*GIVEN DATA*:
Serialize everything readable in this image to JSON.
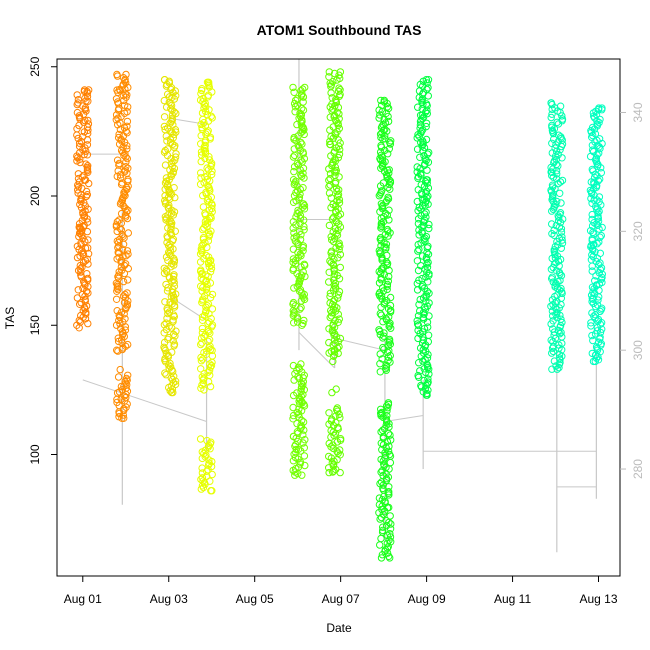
{
  "chart_data": {
    "type": "scatter",
    "title": "ATOM1 Southbound TAS",
    "xlabel": "Date",
    "ylabel": "TAS",
    "x_tick_labels": [
      "Aug 01",
      "Aug 03",
      "Aug 05",
      "Aug 07",
      "Aug 09",
      "Aug 11",
      "Aug 13"
    ],
    "x_tick_values": [
      0,
      2,
      4,
      6,
      8,
      10,
      12
    ],
    "x_range_days": [
      -0.6,
      12.5
    ],
    "y_left_ticks": [
      100,
      150,
      200,
      250
    ],
    "ylim_left": [
      53,
      253
    ],
    "y_right_ticks": [
      280,
      300,
      320,
      340
    ],
    "ylim_right": [
      262,
      349
    ],
    "grid": false,
    "marker": "open-circle",
    "right_axis_color": "#bbbbbb",
    "secondary_series_color": "#c8c8c8",
    "series": [
      {
        "x": 0.0,
        "ymin": 149,
        "ymax": 241,
        "dense": [
          [
            150,
            241
          ]
        ],
        "color": "#ff8000"
      },
      {
        "x": 0.92,
        "ymin": 114,
        "ymax": 247,
        "dense": [
          [
            140,
            247
          ],
          [
            114,
            130
          ]
        ],
        "color": "#ff8c00"
      },
      {
        "x": 2.03,
        "ymin": 124,
        "ymax": 245,
        "dense": [
          [
            124,
            245
          ]
        ],
        "color": "#e6e600"
      },
      {
        "x": 2.88,
        "ymin": 86,
        "ymax": 244,
        "dense": [
          [
            125,
            244
          ],
          [
            86,
            106
          ]
        ],
        "color": "#e6ff00"
      },
      {
        "x": 5.03,
        "ymin": 92,
        "ymax": 242,
        "dense": [
          [
            150,
            242
          ],
          [
            92,
            135
          ]
        ],
        "color": "#73ff00"
      },
      {
        "x": 5.86,
        "ymin": 93,
        "ymax": 248,
        "dense": [
          [
            138,
            248
          ],
          [
            93,
            118
          ]
        ],
        "color": "#66ff00"
      },
      {
        "x": 7.03,
        "ymin": 60,
        "ymax": 237,
        "dense": [
          [
            132,
            237
          ],
          [
            60,
            120
          ]
        ],
        "color": "#1aff1a"
      },
      {
        "x": 7.92,
        "ymin": 123,
        "ymax": 245,
        "dense": [
          [
            123,
            245
          ]
        ],
        "color": "#00ff40"
      },
      {
        "x": 11.03,
        "ymin": 133,
        "ymax": 236,
        "dense": [
          [
            133,
            236
          ]
        ],
        "color": "#00ffb0"
      },
      {
        "x": 11.95,
        "ymin": 136,
        "ymax": 234,
        "dense": [
          [
            136,
            234
          ]
        ],
        "color": "#00ffc0"
      }
    ],
    "secondary_series": {
      "axis": "right",
      "points": [
        [
          0.0,
          333
        ],
        [
          0.92,
          333
        ],
        [
          0.0,
          295
        ],
        [
          2.88,
          288
        ],
        [
          2.03,
          339
        ],
        [
          2.88,
          338
        ],
        [
          2.03,
          309
        ],
        [
          2.88,
          305
        ],
        [
          5.03,
          303
        ],
        [
          5.86,
          297
        ],
        [
          5.03,
          322
        ],
        [
          5.86,
          322
        ],
        [
          5.86,
          302
        ],
        [
          7.03,
          300
        ],
        [
          7.03,
          288
        ],
        [
          7.92,
          289
        ],
        [
          7.92,
          283
        ],
        [
          11.95,
          283
        ],
        [
          11.03,
          277
        ],
        [
          11.95,
          277
        ]
      ],
      "vertical_ranges": [
        [
          0.92,
          274,
          325
        ],
        [
          2.88,
          283,
          302
        ],
        [
          5.03,
          300,
          349
        ],
        [
          5.86,
          297,
          305
        ],
        [
          7.03,
          268,
          302
        ],
        [
          7.92,
          280,
          295
        ],
        [
          11.03,
          266,
          300
        ],
        [
          11.95,
          275,
          300
        ]
      ]
    }
  }
}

*EXERCISE GOAL*:
Take the listing above and restate it word for word, without its pictures.

*RESPONSE TO THIS TASK*:
Serialize everything readable in this image to JSON.
{
  "chart_data": {
    "type": "scatter",
    "title": "ATOM1 Southbound TAS",
    "xlabel": "Date",
    "ylabel": "TAS",
    "x_tick_labels": [
      "Aug 01",
      "Aug 03",
      "Aug 05",
      "Aug 07",
      "Aug 09",
      "Aug 11",
      "Aug 13"
    ],
    "x_tick_values": [
      0,
      2,
      4,
      6,
      8,
      10,
      12
    ],
    "x_range_days": [
      -0.6,
      12.5
    ],
    "y_left_ticks": [
      100,
      150,
      200,
      250
    ],
    "ylim_left": [
      53,
      253
    ],
    "y_right_ticks": [
      280,
      300,
      320,
      340
    ],
    "ylim_right": [
      262,
      349
    ],
    "grid": false,
    "marker": "open-circle",
    "right_axis_color": "#bbbbbb",
    "secondary_series_color": "#c8c8c8",
    "series": [
      {
        "x": 0.0,
        "ymin": 149,
        "ymax": 241,
        "dense": [
          [
            150,
            241
          ]
        ],
        "color": "#ff8000"
      },
      {
        "x": 0.92,
        "ymin": 114,
        "ymax": 247,
        "dense": [
          [
            140,
            247
          ],
          [
            114,
            130
          ]
        ],
        "color": "#ff8c00"
      },
      {
        "x": 2.03,
        "ymin": 124,
        "ymax": 245,
        "dense": [
          [
            124,
            245
          ]
        ],
        "color": "#e6e600"
      },
      {
        "x": 2.88,
        "ymin": 86,
        "ymax": 244,
        "dense": [
          [
            125,
            244
          ],
          [
            86,
            106
          ]
        ],
        "color": "#e6ff00"
      },
      {
        "x": 5.03,
        "ymin": 92,
        "ymax": 242,
        "dense": [
          [
            150,
            242
          ],
          [
            92,
            135
          ]
        ],
        "color": "#73ff00"
      },
      {
        "x": 5.86,
        "ymin": 93,
        "ymax": 248,
        "dense": [
          [
            138,
            248
          ],
          [
            93,
            118
          ]
        ],
        "color": "#66ff00"
      },
      {
        "x": 7.03,
        "ymin": 60,
        "ymax": 237,
        "dense": [
          [
            132,
            237
          ],
          [
            60,
            120
          ]
        ],
        "color": "#1aff1a"
      },
      {
        "x": 7.92,
        "ymin": 123,
        "ymax": 245,
        "dense": [
          [
            123,
            245
          ]
        ],
        "color": "#00ff40"
      },
      {
        "x": 11.03,
        "ymin": 133,
        "ymax": 236,
        "dense": [
          [
            133,
            236
          ]
        ],
        "color": "#00ffb0"
      },
      {
        "x": 11.95,
        "ymin": 136,
        "ymax": 234,
        "dense": [
          [
            136,
            234
          ]
        ],
        "color": "#00ffc0"
      }
    ],
    "secondary_series": {
      "axis": "right",
      "points": [
        [
          0.0,
          333
        ],
        [
          0.92,
          333
        ],
        [
          0.0,
          295
        ],
        [
          2.88,
          288
        ],
        [
          2.03,
          339
        ],
        [
          2.88,
          338
        ],
        [
          2.03,
          309
        ],
        [
          2.88,
          305
        ],
        [
          5.03,
          303
        ],
        [
          5.86,
          297
        ],
        [
          5.03,
          322
        ],
        [
          5.86,
          322
        ],
        [
          5.86,
          302
        ],
        [
          7.03,
          300
        ],
        [
          7.03,
          288
        ],
        [
          7.92,
          289
        ],
        [
          7.92,
          283
        ],
        [
          11.95,
          283
        ],
        [
          11.03,
          277
        ],
        [
          11.95,
          277
        ]
      ],
      "vertical_ranges": [
        [
          0.92,
          274,
          325
        ],
        [
          2.88,
          283,
          302
        ],
        [
          5.03,
          300,
          349
        ],
        [
          5.86,
          297,
          305
        ],
        [
          7.03,
          268,
          302
        ],
        [
          7.92,
          280,
          295
        ],
        [
          11.03,
          266,
          300
        ],
        [
          11.95,
          275,
          300
        ]
      ]
    }
  }
}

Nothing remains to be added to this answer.